▶ **Your instructions**
Pull every "Analysis" line out of the data below.

▶ **Collection entries**
_ _ _

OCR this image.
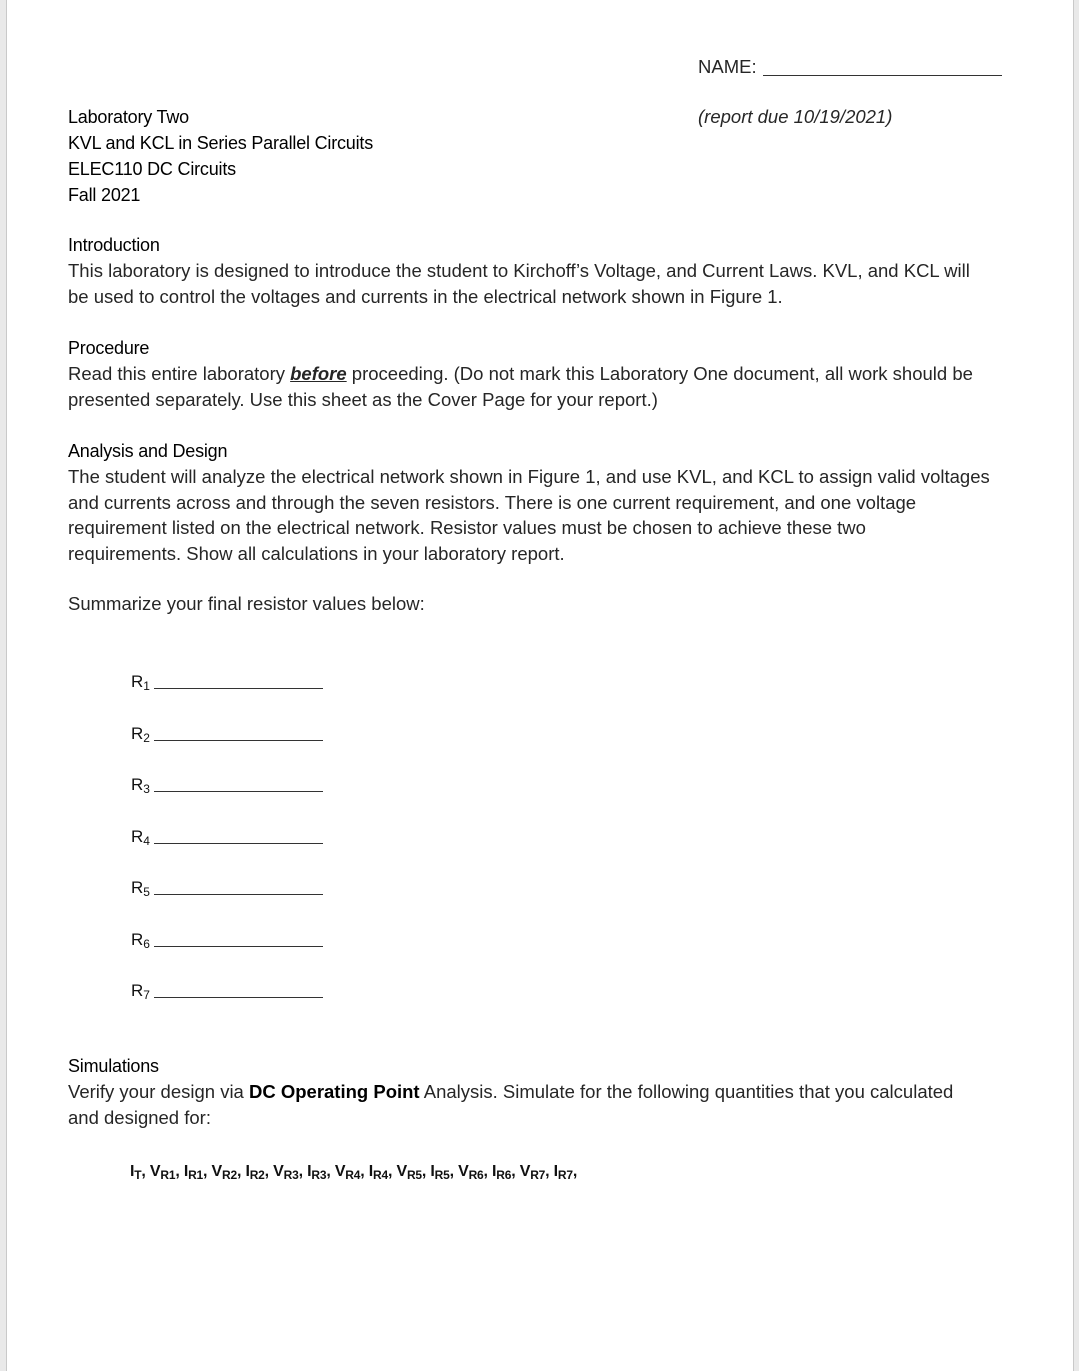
NAME:
(report due 10/19/2021)
Laboratory Two
KVL and KCL in Series Parallel Circuits
ELEC110 DC Circuits
Fall 2021
Introduction
This laboratory is designed to introduce the student to Kirchoff’s Voltage, and Current Laws. KVL, and KCL will
be used to control the voltages and currents in the electrical network shown in Figure 1.
Procedure
Read this entire laboratory before proceeding. (Do not mark this Laboratory One document, all work should be
presented separately. Use this sheet as the Cover Page for your report.)
Analysis and Design
The student will analyze the electrical network shown in Figure 1, and use KVL, and KCL to assign valid voltages
and currents across and through the seven resistors. There is one current requirement, and one voltage
requirement listed on the electrical network. Resistor values must be chosen to achieve these two
requirements. Show all calculations in your laboratory report.
Summarize your final resistor values below:
$R_1$
$R_2$
$R_3$
$R_4$
$R_5$
$R_6$
$R_7$
Simulations
Verify your design via DC Operating Point Analysis. Simulate for the following quantities that you calculated
and designed for:
$I_T$, $V_{R1}$, $I_{R1}$, $V_{R2}$, $I_{R2}$, $V_{R3}$, $I_{R3}$, $V_{R4}$, $I_{R4}$, $V_{R5}$, $I_{R5}$, $V_{R6}$, $I_{R6}$, $V_{R7}$, $I_{R7}$,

_ _ _

▶ **Correct output**
Analysis and Design
Verify your design via DC Operating Point Analysis. Simulate for the following quantities that you calculated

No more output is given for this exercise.